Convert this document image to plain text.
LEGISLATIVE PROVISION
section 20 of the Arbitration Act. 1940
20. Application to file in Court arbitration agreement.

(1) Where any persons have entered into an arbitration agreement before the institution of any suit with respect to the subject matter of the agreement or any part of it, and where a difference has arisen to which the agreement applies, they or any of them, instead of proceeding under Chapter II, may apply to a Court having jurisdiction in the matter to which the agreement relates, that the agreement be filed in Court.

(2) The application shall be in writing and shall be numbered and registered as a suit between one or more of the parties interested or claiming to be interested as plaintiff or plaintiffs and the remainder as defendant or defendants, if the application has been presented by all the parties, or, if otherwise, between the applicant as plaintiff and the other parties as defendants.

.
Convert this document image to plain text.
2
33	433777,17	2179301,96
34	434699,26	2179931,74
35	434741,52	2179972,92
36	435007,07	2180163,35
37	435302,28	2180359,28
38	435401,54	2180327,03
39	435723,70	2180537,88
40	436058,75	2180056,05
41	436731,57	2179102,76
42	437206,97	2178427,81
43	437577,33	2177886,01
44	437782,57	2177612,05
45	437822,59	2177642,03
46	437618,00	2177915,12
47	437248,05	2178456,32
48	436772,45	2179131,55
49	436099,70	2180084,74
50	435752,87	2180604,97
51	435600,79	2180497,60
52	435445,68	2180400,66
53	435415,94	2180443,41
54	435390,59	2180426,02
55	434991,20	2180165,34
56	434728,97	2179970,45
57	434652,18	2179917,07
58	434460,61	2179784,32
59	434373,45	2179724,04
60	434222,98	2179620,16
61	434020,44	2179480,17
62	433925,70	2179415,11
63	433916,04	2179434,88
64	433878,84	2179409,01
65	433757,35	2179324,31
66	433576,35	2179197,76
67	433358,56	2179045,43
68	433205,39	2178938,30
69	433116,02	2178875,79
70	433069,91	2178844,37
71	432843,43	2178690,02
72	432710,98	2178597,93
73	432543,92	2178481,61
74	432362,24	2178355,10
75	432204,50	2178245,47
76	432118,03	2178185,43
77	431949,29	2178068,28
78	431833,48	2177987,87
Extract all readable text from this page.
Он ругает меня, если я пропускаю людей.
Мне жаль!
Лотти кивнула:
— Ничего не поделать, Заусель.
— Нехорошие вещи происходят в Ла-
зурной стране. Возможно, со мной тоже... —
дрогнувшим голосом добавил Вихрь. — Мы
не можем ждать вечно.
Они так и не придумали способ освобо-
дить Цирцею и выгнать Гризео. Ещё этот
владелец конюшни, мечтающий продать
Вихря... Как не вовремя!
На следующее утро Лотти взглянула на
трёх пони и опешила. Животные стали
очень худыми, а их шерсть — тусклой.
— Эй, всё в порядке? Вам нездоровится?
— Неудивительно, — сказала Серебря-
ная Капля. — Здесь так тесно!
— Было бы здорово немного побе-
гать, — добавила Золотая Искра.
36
────────────────────────────────────────
Through the last line of the entries above, beginning at the line containing "Extract all readable text from this page.", transcribe each line exactly, both ends included and nothing more.

Exercise result -
Extract all readable text from this page.
Он ругает меня, если я пропускаю людей.
Мне жаль!
Лотти кивнула:
— Ничего не поделать, Заусель.
— Нехорошие вещи происходят в Ла-
зурной стране. Возможно, со мной тоже... —
дрогнувшим голосом добавил Вихрь. — Мы
не можем ждать вечно.
Они так и не придумали способ освобо-
дить Цирцею и выгнать Гризео. Ещё этот
владелец конюшни, мечтающий продать
Вихря... Как не вовремя!
На следующее утро Лотти взглянула на
трёх пони и опешила. Животные стали
очень худыми, а их шерсть — тусклой.
— Эй, всё в порядке? Вам нездоровится?
— Неудивительно, — сказала Серебря-
ная Капля. — Здесь так тесно!
— Было бы здорово немного побе-
гать, — добавила Золотая Искра.
36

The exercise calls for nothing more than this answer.